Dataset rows
-------------------------
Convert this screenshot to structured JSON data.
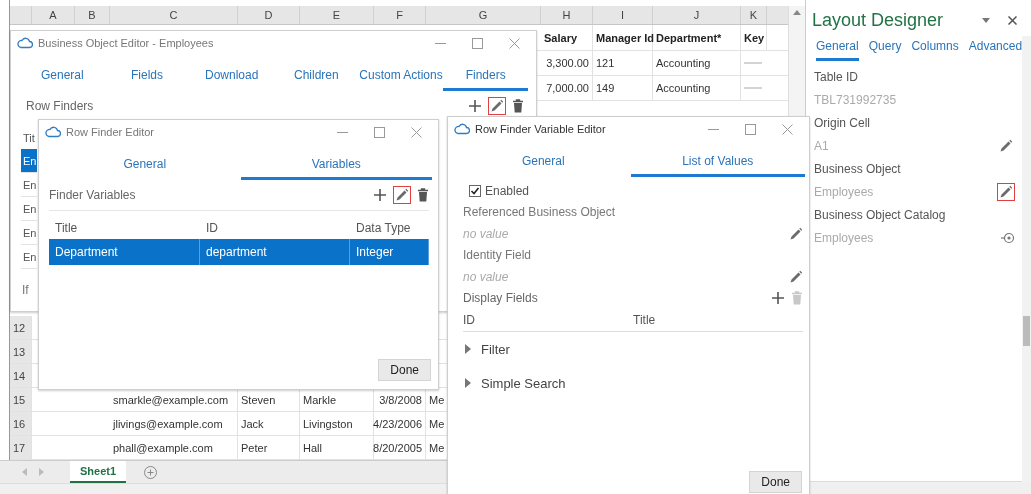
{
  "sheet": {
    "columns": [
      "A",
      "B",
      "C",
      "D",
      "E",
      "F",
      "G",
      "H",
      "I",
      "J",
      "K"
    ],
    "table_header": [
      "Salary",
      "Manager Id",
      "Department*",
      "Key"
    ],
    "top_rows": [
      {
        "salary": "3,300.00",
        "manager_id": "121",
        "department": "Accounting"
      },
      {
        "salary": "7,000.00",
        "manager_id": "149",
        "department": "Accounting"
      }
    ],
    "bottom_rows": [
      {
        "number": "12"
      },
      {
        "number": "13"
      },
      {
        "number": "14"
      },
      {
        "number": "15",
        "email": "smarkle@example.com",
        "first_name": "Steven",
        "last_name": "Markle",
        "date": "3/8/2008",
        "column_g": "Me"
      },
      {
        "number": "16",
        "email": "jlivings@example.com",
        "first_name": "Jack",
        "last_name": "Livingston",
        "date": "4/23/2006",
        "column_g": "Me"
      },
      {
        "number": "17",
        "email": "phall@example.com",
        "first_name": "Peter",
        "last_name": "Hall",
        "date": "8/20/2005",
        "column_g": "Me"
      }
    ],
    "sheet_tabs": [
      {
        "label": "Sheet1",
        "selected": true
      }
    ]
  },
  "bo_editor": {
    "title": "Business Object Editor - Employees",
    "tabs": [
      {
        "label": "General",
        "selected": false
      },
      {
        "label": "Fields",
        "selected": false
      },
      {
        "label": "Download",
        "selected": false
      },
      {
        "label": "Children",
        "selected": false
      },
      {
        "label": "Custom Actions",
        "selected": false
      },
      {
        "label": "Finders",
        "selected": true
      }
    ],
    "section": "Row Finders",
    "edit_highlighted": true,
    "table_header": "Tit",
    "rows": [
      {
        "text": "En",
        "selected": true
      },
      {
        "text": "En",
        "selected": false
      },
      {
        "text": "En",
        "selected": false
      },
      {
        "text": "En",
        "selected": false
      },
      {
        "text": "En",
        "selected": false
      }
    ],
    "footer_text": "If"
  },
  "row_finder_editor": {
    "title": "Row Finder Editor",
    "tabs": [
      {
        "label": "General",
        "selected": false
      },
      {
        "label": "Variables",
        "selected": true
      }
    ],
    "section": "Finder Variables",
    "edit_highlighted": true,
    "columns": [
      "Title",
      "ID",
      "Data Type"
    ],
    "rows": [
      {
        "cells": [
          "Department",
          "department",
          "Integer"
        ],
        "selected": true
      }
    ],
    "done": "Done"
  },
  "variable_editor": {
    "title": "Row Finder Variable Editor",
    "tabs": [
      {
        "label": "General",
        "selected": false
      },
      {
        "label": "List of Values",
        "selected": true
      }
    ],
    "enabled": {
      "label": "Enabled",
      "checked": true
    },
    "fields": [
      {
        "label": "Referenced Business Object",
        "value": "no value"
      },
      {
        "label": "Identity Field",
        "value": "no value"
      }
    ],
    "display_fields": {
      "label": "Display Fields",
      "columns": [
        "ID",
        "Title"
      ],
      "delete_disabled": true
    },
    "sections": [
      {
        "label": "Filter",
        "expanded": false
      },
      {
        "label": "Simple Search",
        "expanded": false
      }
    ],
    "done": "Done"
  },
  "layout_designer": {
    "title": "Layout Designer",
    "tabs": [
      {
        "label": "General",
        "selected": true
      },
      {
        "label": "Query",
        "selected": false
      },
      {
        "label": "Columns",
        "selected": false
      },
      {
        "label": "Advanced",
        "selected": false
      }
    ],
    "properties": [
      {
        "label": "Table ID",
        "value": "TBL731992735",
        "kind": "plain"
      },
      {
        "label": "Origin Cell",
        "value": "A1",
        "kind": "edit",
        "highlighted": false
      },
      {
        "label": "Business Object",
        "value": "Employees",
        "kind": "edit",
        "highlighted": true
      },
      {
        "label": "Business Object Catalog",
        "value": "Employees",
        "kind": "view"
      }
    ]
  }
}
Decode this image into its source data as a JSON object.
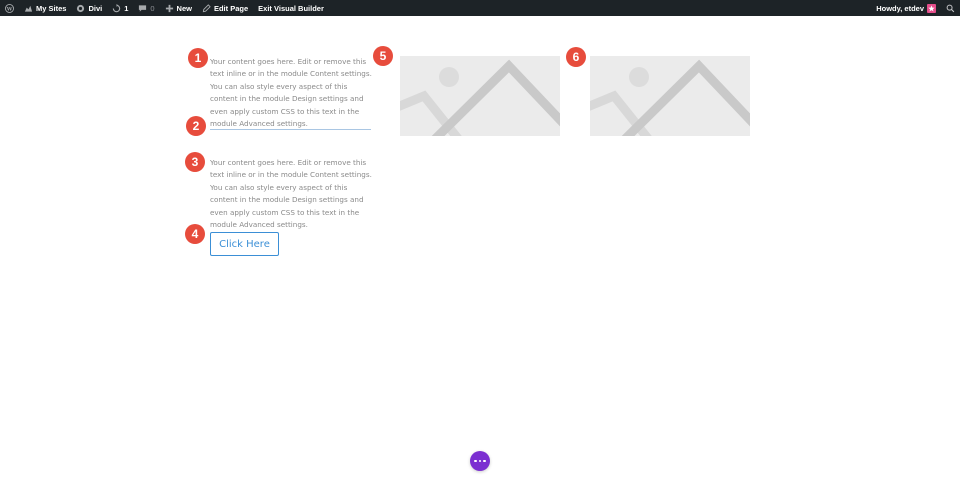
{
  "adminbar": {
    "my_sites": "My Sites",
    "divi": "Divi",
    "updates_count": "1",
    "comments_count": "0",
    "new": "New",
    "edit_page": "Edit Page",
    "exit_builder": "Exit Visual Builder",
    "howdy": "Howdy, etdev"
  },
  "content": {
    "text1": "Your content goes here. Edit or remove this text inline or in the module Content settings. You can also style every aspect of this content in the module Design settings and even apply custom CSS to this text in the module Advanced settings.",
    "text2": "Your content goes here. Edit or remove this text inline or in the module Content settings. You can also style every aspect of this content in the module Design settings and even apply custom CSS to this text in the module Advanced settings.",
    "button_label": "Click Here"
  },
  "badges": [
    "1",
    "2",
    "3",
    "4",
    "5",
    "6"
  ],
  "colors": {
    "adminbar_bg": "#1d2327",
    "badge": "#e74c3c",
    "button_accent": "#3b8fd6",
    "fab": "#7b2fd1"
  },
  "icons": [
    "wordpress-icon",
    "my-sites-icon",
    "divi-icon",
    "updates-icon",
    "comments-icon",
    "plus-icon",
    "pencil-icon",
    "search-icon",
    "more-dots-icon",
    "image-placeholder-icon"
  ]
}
-------------------------
> _TO DO_
Exactly the lines from the line with "Decode this image" through the last line of the listing, both included, should be extracted, and the pictures left behind.

> _TASK RESPONSE_
Decode this image into its source data as a JSON object.
{
  "adminbar": {
    "my_sites": "My Sites",
    "divi": "Divi",
    "updates_count": "1",
    "comments_count": "0",
    "new": "New",
    "edit_page": "Edit Page",
    "exit_builder": "Exit Visual Builder",
    "howdy": "Howdy, etdev"
  },
  "content": {
    "text1": "Your content goes here. Edit or remove this text inline or in the module Content settings. You can also style every aspect of this content in the module Design settings and even apply custom CSS to this text in the module Advanced settings.",
    "text2": "Your content goes here. Edit or remove this text inline or in the module Content settings. You can also style every aspect of this content in the module Design settings and even apply custom CSS to this text in the module Advanced settings.",
    "button_label": "Click Here"
  },
  "badges": [
    "1",
    "2",
    "3",
    "4",
    "5",
    "6"
  ],
  "colors": {
    "adminbar_bg": "#1d2327",
    "badge": "#e74c3c",
    "button_accent": "#3b8fd6",
    "fab": "#7b2fd1"
  },
  "icons": [
    "wordpress-icon",
    "my-sites-icon",
    "divi-icon",
    "updates-icon",
    "comments-icon",
    "plus-icon",
    "pencil-icon",
    "search-icon",
    "more-dots-icon",
    "image-placeholder-icon"
  ]
}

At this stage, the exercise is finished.